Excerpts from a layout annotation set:
----------

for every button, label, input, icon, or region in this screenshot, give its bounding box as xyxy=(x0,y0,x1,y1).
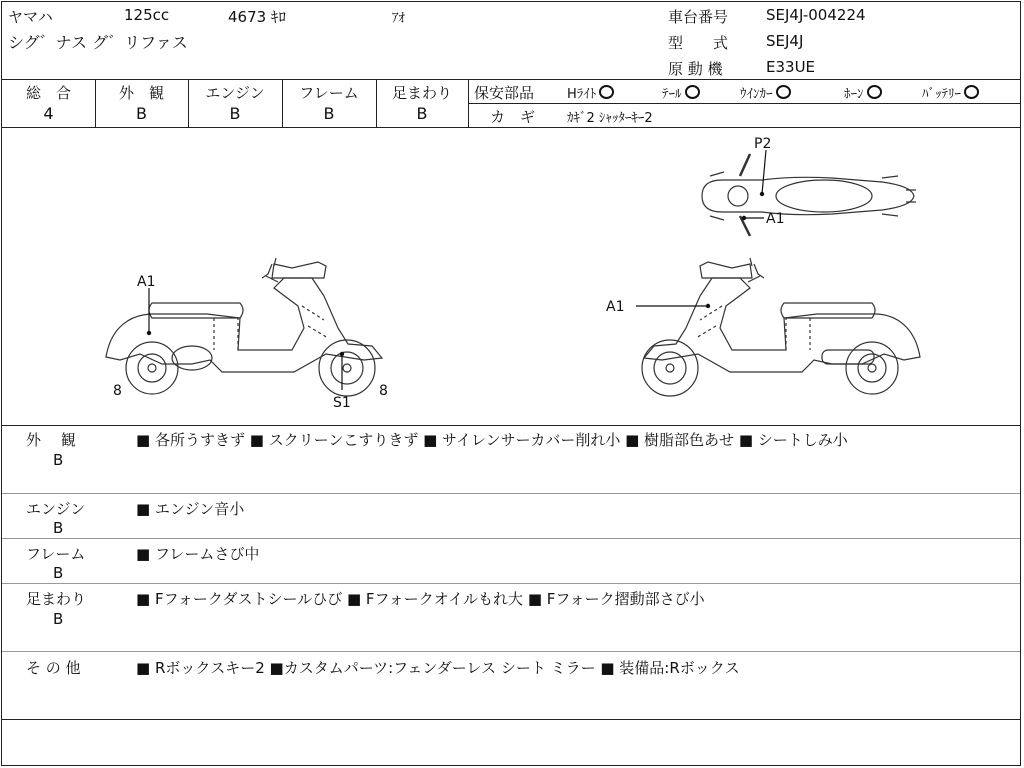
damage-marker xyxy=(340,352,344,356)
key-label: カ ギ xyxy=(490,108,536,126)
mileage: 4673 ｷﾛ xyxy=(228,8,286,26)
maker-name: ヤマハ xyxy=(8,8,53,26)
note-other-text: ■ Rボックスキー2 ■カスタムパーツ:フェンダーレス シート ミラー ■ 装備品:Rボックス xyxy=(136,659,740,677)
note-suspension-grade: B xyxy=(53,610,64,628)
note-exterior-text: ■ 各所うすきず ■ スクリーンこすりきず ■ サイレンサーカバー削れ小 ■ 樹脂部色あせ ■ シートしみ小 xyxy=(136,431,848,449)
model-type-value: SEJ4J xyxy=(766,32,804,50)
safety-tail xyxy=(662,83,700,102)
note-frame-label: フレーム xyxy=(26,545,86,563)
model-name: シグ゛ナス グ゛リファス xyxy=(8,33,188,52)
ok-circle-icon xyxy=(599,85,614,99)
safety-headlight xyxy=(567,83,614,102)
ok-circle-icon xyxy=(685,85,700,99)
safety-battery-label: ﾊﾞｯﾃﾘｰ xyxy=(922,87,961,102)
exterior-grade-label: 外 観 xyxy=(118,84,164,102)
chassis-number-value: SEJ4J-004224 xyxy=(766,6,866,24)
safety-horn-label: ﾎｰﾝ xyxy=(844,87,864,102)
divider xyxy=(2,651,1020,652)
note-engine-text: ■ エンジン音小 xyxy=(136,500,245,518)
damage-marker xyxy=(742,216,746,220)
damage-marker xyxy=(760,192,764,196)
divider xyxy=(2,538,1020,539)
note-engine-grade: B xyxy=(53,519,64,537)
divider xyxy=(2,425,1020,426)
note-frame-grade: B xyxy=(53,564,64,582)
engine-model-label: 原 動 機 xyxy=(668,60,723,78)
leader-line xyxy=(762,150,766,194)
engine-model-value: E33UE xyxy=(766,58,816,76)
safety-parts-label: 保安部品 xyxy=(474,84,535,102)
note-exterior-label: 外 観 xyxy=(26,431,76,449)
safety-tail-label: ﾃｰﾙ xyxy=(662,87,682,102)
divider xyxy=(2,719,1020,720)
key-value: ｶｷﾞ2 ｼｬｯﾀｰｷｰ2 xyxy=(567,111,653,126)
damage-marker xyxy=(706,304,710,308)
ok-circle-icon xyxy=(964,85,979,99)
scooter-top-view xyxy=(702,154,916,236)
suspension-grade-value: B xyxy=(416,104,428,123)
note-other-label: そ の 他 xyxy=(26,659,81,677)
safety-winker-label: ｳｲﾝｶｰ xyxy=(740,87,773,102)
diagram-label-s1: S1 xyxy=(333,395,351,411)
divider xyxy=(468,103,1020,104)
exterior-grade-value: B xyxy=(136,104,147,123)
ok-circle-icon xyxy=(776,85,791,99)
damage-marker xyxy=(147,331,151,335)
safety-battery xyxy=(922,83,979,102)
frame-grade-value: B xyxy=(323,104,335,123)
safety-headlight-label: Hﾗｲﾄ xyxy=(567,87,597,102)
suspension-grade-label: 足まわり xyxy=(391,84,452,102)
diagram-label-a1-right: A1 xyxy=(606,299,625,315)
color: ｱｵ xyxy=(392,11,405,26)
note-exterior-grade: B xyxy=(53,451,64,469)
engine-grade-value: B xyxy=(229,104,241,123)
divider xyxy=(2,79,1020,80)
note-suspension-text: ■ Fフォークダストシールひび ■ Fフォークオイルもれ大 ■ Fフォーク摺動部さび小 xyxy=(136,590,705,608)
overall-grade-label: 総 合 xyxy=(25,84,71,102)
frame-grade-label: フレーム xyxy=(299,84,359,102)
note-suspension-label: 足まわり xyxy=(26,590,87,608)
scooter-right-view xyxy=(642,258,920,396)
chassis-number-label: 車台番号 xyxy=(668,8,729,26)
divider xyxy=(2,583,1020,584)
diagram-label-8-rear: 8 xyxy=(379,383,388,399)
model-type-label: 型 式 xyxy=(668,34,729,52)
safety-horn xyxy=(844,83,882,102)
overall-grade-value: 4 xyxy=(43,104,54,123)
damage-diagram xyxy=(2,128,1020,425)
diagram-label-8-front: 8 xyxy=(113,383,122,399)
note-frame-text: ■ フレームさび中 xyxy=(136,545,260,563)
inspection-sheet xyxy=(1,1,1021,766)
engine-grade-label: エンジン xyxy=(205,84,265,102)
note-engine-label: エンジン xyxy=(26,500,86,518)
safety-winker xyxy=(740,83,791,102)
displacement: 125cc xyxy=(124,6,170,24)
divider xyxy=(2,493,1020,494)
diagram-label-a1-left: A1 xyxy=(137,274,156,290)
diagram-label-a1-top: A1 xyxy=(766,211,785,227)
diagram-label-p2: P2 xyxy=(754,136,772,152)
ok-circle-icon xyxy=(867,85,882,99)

----------

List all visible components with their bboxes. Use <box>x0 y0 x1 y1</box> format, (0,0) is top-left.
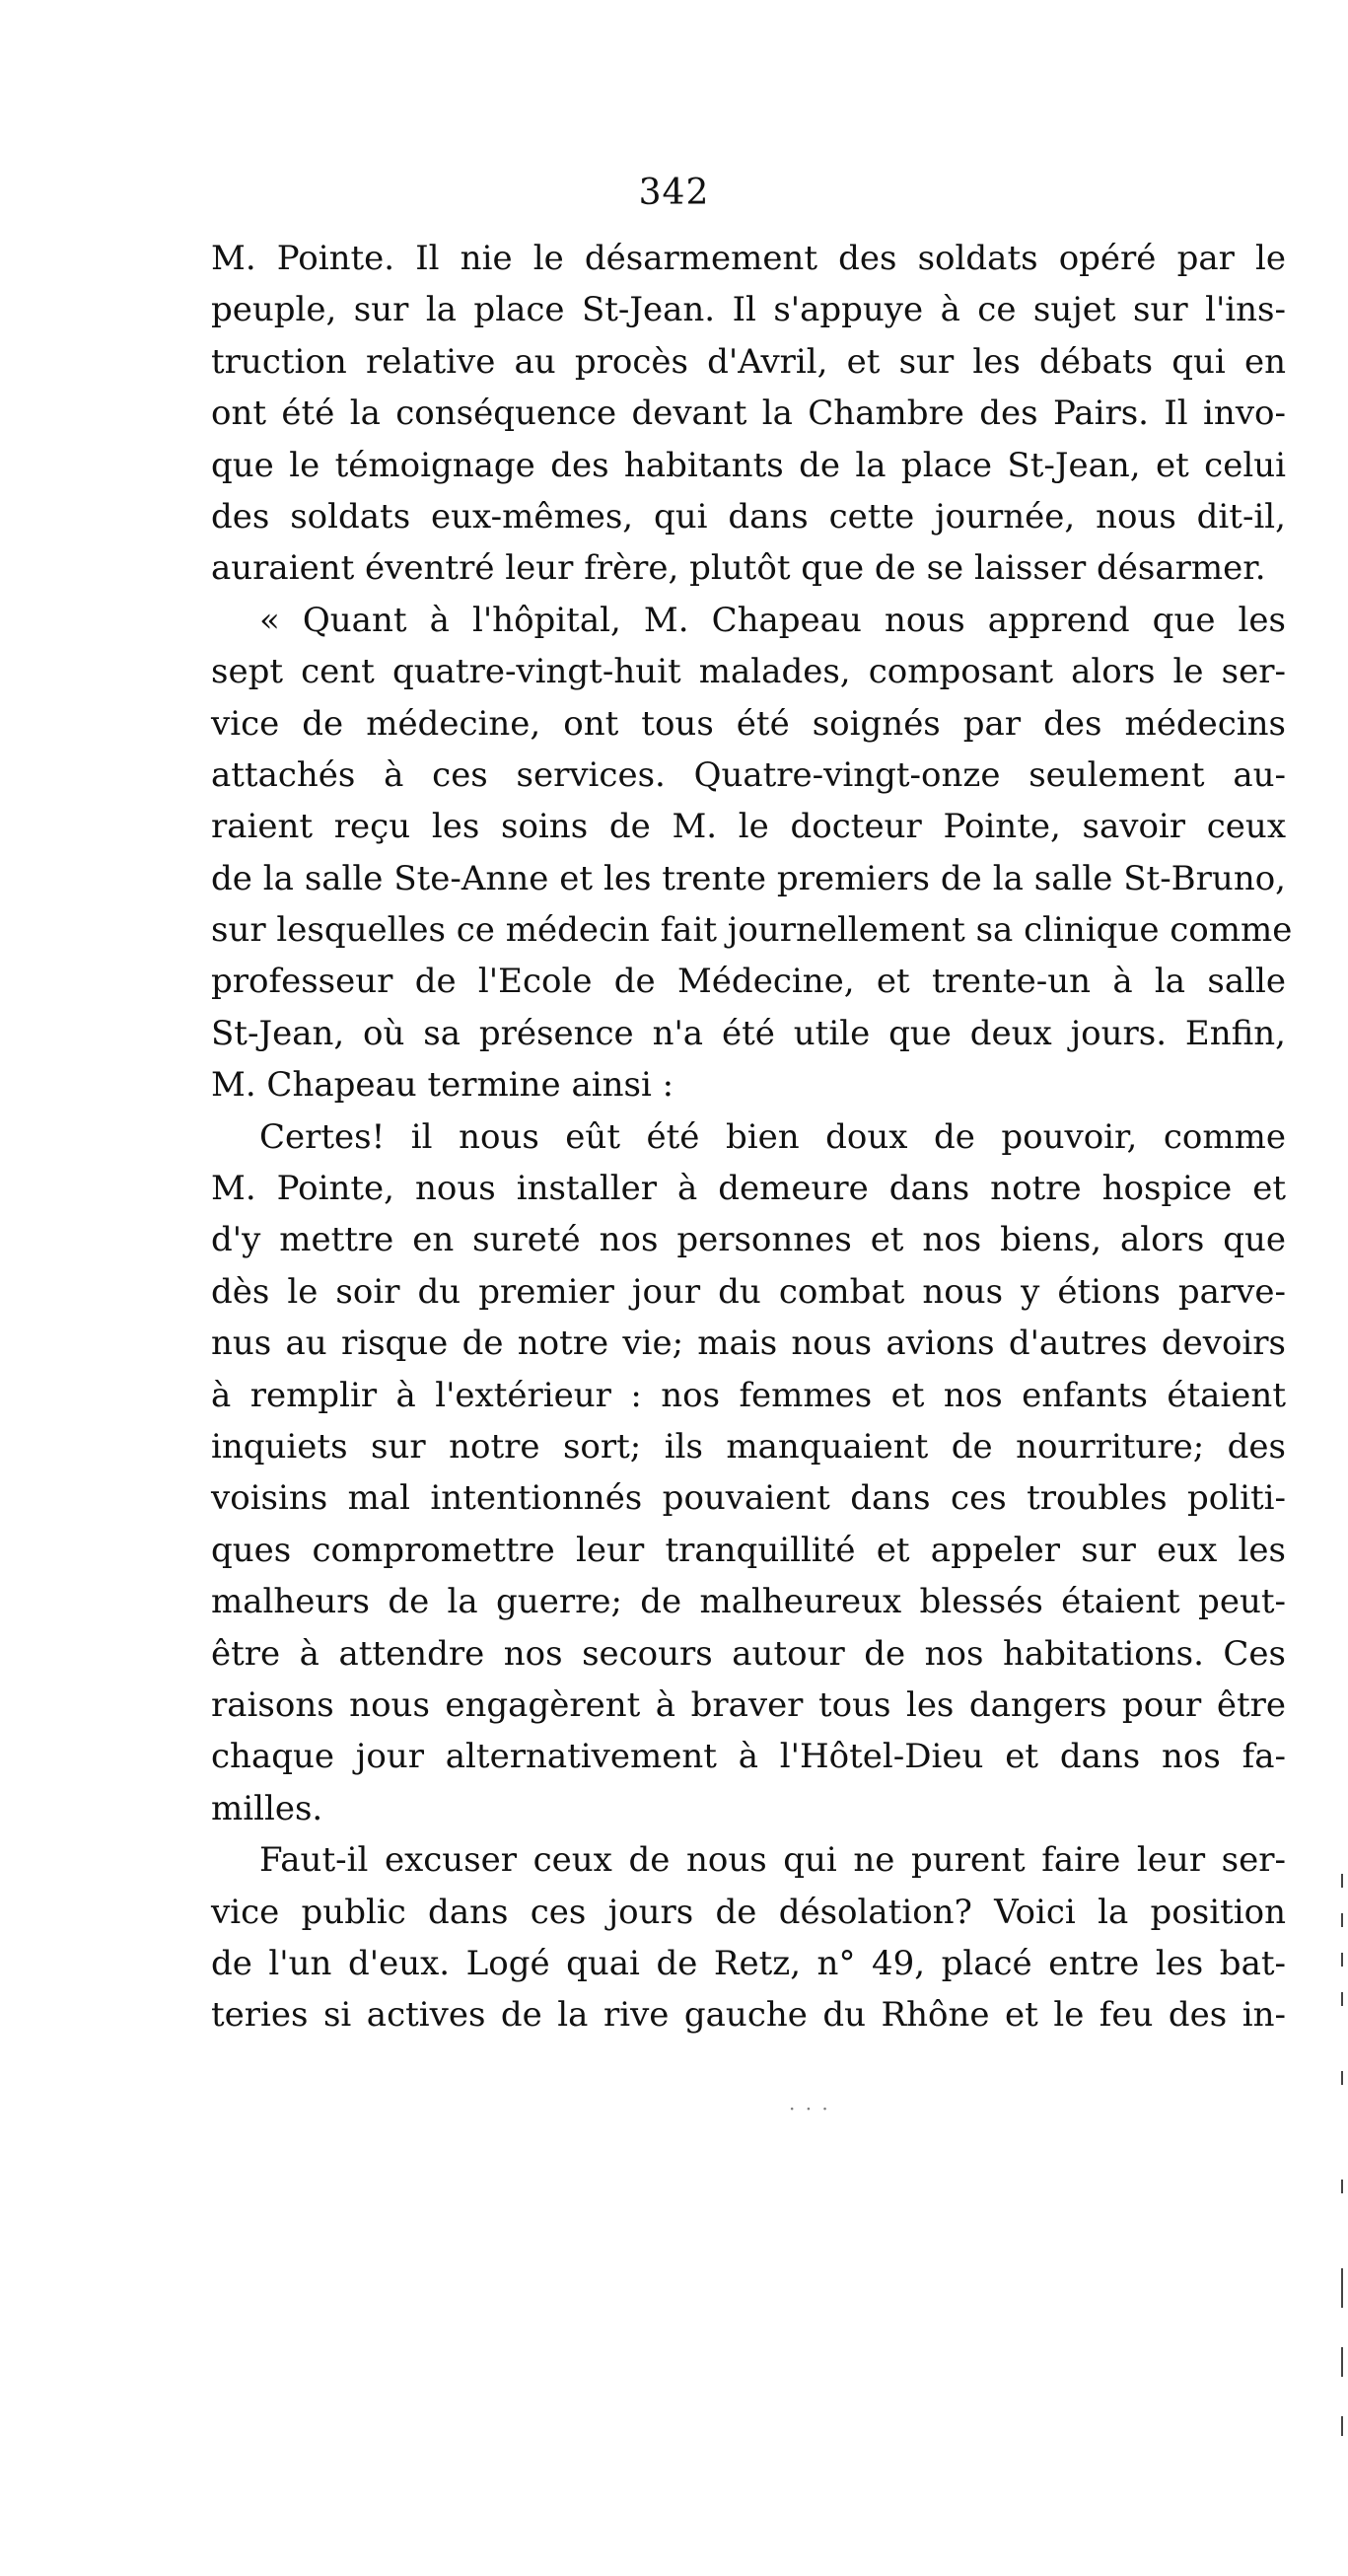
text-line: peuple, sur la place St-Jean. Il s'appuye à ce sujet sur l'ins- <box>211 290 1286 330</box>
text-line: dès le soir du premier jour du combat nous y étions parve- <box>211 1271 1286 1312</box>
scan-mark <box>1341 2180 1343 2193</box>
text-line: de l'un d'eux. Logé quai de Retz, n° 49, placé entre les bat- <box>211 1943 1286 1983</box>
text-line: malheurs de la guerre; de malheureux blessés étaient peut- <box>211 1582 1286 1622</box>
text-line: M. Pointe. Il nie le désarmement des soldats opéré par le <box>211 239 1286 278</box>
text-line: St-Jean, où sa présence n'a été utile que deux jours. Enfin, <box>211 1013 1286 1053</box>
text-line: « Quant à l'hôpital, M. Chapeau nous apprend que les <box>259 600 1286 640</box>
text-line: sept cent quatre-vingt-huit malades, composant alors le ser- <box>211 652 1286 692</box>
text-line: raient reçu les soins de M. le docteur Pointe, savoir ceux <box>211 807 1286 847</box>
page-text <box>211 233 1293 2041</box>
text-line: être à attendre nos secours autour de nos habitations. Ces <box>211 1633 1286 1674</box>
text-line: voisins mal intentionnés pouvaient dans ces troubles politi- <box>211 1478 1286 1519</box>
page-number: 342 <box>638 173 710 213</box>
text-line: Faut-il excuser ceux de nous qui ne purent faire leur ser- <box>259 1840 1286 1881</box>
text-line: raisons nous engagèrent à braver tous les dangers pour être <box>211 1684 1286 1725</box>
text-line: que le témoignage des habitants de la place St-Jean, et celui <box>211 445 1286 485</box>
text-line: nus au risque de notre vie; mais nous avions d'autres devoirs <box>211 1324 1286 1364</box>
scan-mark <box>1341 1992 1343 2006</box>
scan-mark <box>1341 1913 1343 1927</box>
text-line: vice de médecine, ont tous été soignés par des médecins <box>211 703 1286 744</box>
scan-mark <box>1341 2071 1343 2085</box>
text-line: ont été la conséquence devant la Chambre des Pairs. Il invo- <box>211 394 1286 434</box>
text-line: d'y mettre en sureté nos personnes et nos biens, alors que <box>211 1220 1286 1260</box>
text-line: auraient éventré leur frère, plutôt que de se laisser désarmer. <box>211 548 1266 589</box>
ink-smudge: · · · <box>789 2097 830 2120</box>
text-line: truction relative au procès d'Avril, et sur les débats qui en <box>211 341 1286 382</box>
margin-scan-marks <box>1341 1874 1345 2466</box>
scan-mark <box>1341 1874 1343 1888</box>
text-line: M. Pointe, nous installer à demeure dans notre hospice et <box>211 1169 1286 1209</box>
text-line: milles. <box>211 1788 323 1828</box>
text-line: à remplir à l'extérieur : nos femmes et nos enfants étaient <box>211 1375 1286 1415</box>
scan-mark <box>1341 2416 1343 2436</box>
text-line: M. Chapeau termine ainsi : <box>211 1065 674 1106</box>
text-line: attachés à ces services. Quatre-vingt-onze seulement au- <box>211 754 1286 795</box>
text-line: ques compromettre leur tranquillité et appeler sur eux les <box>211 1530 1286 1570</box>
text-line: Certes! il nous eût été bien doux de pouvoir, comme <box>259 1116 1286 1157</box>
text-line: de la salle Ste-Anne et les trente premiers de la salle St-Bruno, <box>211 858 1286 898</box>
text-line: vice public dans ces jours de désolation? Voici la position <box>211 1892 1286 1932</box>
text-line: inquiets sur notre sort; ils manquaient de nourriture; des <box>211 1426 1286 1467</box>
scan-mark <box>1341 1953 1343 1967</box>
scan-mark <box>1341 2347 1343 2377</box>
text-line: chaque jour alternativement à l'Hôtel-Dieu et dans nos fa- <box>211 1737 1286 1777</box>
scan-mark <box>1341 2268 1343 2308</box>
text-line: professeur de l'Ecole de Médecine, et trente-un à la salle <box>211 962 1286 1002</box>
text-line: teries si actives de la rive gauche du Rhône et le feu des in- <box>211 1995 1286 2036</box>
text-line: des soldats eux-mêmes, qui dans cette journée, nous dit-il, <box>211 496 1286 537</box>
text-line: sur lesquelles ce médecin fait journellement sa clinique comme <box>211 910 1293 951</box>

----------

Problem to solve
How many lines of the records contain the string "number"? Give only the count.

Output for this exercise
3